_Exercise instructions_:
Repeat the entire listing exactly.

_Dataset_:

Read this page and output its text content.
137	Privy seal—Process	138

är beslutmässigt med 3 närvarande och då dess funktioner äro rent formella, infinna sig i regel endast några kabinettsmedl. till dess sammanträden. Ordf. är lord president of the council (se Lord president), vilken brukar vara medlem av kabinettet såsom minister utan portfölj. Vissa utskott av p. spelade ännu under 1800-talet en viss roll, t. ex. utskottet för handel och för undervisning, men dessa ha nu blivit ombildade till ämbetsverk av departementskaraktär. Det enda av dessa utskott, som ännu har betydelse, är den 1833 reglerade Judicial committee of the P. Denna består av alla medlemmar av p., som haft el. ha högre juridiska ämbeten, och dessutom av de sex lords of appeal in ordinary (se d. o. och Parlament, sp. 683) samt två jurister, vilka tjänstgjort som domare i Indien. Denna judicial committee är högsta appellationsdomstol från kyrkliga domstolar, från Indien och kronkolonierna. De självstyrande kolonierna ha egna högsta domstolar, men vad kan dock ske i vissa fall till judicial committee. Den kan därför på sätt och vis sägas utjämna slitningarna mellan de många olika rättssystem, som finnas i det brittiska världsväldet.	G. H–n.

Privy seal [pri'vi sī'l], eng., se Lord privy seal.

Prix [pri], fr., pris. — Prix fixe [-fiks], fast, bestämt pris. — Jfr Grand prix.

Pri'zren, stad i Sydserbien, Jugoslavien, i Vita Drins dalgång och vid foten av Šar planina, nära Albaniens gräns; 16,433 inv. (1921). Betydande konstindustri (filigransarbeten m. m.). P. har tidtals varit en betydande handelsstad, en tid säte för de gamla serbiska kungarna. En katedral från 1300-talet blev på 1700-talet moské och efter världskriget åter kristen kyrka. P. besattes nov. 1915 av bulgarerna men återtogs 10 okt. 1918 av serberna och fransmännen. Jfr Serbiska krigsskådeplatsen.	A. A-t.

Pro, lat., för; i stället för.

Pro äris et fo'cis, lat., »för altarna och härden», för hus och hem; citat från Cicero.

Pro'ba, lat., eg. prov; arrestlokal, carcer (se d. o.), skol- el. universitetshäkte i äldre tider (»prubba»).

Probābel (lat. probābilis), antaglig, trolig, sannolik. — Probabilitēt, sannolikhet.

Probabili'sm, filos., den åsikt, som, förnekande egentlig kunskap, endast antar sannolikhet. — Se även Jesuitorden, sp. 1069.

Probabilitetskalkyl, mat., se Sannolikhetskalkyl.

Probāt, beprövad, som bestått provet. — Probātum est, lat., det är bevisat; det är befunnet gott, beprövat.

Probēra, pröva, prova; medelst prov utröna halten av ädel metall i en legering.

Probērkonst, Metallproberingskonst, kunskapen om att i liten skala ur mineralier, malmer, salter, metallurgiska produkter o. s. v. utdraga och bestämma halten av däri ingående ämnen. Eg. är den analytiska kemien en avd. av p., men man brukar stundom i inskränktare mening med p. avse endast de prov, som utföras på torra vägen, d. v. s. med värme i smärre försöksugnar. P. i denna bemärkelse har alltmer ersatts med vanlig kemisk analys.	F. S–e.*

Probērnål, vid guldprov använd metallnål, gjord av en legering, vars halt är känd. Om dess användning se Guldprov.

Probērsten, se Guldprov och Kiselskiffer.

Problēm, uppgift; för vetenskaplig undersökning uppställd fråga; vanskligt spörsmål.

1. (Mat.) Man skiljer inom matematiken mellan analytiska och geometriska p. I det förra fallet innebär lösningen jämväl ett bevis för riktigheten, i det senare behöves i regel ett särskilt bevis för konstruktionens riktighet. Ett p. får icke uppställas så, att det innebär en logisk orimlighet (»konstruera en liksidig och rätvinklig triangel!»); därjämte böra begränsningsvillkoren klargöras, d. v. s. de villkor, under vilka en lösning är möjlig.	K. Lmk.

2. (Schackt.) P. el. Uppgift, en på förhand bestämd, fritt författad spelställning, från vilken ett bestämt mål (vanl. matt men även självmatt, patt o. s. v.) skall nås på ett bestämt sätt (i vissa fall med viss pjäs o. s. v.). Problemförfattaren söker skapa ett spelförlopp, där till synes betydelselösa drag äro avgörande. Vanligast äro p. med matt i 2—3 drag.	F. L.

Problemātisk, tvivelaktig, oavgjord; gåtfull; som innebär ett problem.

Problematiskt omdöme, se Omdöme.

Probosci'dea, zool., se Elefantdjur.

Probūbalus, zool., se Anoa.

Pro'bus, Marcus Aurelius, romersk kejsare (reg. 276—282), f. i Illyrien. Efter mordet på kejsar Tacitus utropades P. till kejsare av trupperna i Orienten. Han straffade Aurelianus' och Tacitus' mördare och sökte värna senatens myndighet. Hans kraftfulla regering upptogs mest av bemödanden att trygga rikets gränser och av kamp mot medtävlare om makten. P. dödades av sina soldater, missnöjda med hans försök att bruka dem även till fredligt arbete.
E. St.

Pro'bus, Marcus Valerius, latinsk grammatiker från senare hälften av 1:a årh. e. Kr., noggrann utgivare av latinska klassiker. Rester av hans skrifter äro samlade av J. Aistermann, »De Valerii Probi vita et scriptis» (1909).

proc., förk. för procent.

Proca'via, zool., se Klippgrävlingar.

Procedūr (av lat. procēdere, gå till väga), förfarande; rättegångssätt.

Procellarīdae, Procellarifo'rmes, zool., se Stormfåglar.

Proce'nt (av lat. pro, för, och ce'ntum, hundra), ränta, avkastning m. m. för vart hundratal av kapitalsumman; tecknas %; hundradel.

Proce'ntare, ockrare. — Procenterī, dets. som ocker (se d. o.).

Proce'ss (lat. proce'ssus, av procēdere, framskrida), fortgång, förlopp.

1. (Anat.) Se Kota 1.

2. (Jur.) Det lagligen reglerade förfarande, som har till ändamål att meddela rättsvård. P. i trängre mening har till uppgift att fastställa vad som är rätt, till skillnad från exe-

_Full solution_:
Read this page and output its text content.
137	Privy seal—Process	138

är beslutmässigt med 3 närvarande och då dess funktioner äro rent formella, infinna sig i regel endast några kabinettsmedl. till dess sammanträden. Ordf. är lord president of the council (se Lord president), vilken brukar vara medlem av kabinettet såsom minister utan portfölj. Vissa utskott av p. spelade ännu under 1800-talet en viss roll, t. ex. utskottet för handel och för undervisning, men dessa ha nu blivit ombildade till ämbetsverk av departementskaraktär. Det enda av dessa utskott, som ännu har betydelse, är den 1833 reglerade Judicial committee of the P. Denna består av alla medlemmar av p., som haft el. ha högre juridiska ämbeten, och dessutom av de sex lords of appeal in ordinary (se d. o. och Parlament, sp. 683) samt två jurister, vilka tjänstgjort som domare i Indien. Denna judicial committee är högsta appellationsdomstol från kyrkliga domstolar, från Indien och kronkolonierna. De självstyrande kolonierna ha egna högsta domstolar, men vad kan dock ske i vissa fall till judicial committee. Den kan därför på sätt och vis sägas utjämna slitningarna mellan de många olika rättssystem, som finnas i det brittiska världsväldet.	G. H–n.

Privy seal [pri'vi sī'l], eng., se Lord privy seal.

Prix [pri], fr., pris. — Prix fixe [-fiks], fast, bestämt pris. — Jfr Grand prix.

Pri'zren, stad i Sydserbien, Jugoslavien, i Vita Drins dalgång och vid foten av Šar planina, nära Albaniens gräns; 16,433 inv. (1921). Betydande konstindustri (filigransarbeten m. m.). P. har tidtals varit en betydande handelsstad, en tid säte för de gamla serbiska kungarna. En katedral från 1300-talet blev på 1700-talet moské och efter världskriget åter kristen kyrka. P. besattes nov. 1915 av bulgarerna men återtogs 10 okt. 1918 av serberna och fransmännen. Jfr Serbiska krigsskådeplatsen.	A. A-t.

Pro, lat., för; i stället för.

Pro äris et fo'cis, lat., »för altarna och härden», för hus och hem; citat från Cicero.

Pro'ba, lat., eg. prov; arrestlokal, carcer (se d. o.), skol- el. universitetshäkte i äldre tider (»prubba»).

Probābel (lat. probābilis), antaglig, trolig, sannolik. — Probabilitēt, sannolikhet.

Probabili'sm, filos., den åsikt, som, förnekande egentlig kunskap, endast antar sannolikhet. — Se även Jesuitorden, sp. 1069.

Probabilitetskalkyl, mat., se Sannolikhetskalkyl.

Probāt, beprövad, som bestått provet. — Probātum est, lat., det är bevisat; det är befunnet gott, beprövat.

Probēra, pröva, prova; medelst prov utröna halten av ädel metall i en legering.

Probērkonst, Metallproberingskonst, kunskapen om att i liten skala ur mineralier, malmer, salter, metallurgiska produkter o. s. v. utdraga och bestämma halten av däri ingående ämnen. Eg. är den analytiska kemien en avd. av p., men man brukar stundom i inskränktare mening med p. avse endast de prov, som utföras på torra vägen, d. v. s. med värme i smärre försöksugnar. P. i denna bemärkelse har alltmer ersatts med vanlig kemisk analys.	F. S–e.*

Probērnål, vid guldprov använd metallnål, gjord av en legering, vars halt är känd. Om dess användning se Guldprov.

Probērsten, se Guldprov och Kiselskiffer.

Problēm, uppgift; för vetenskaplig undersökning uppställd fråga; vanskligt spörsmål.

1. (Mat.) Man skiljer inom matematiken mellan analytiska och geometriska p. I det förra fallet innebär lösningen jämväl ett bevis för riktigheten, i det senare behöves i regel ett särskilt bevis för konstruktionens riktighet. Ett p. får icke uppställas så, att det innebär en logisk orimlighet (»konstruera en liksidig och rätvinklig triangel!»); därjämte böra begränsningsvillkoren klargöras, d. v. s. de villkor, under vilka en lösning är möjlig.	K. Lmk.

2. (Schackt.) P. el. Uppgift, en på förhand bestämd, fritt författad spelställning, från vilken ett bestämt mål (vanl. matt men även självmatt, patt o. s. v.) skall nås på ett bestämt sätt (i vissa fall med viss pjäs o. s. v.). Problemförfattaren söker skapa ett spelförlopp, där till synes betydelselösa drag äro avgörande. Vanligast äro p. med matt i 2—3 drag.	F. L.

Problemātisk, tvivelaktig, oavgjord; gåtfull; som innebär ett problem.

Problematiskt omdöme, se Omdöme.

Probosci'dea, zool., se Elefantdjur.

Probūbalus, zool., se Anoa.

Pro'bus, Marcus Aurelius, romersk kejsare (reg. 276—282), f. i Illyrien. Efter mordet på kejsar Tacitus utropades P. till kejsare av trupperna i Orienten. Han straffade Aurelianus' och Tacitus' mördare och sökte värna senatens myndighet. Hans kraftfulla regering upptogs mest av bemödanden att trygga rikets gränser och av kamp mot medtävlare om makten. P. dödades av sina soldater, missnöjda med hans försök att bruka dem även till fredligt arbete.
E. St.

Pro'bus, Marcus Valerius, latinsk grammatiker från senare hälften av 1:a årh. e. Kr., noggrann utgivare av latinska klassiker. Rester av hans skrifter äro samlade av J. Aistermann, »De Valerii Probi vita et scriptis» (1909).

proc., förk. för procent.

Proca'via, zool., se Klippgrävlingar.

Procedūr (av lat. procēdere, gå till väga), förfarande; rättegångssätt.

Procellarīdae, Procellarifo'rmes, zool., se Stormfåglar.

Proce'nt (av lat. pro, för, och ce'ntum, hundra), ränta, avkastning m. m. för vart hundratal av kapitalsumman; tecknas %; hundradel.

Proce'ntare, ockrare. — Procenterī, dets. som ocker (se d. o.).

Proce'ss (lat. proce'ssus, av procēdere, framskrida), fortgång, förlopp.

1. (Anat.) Se Kota 1.

2. (Jur.) Det lagligen reglerade förfarande, som har till ändamål att meddela rättsvård. P. i trängre mening har till uppgift att fastställa vad som är rätt, till skillnad från exe-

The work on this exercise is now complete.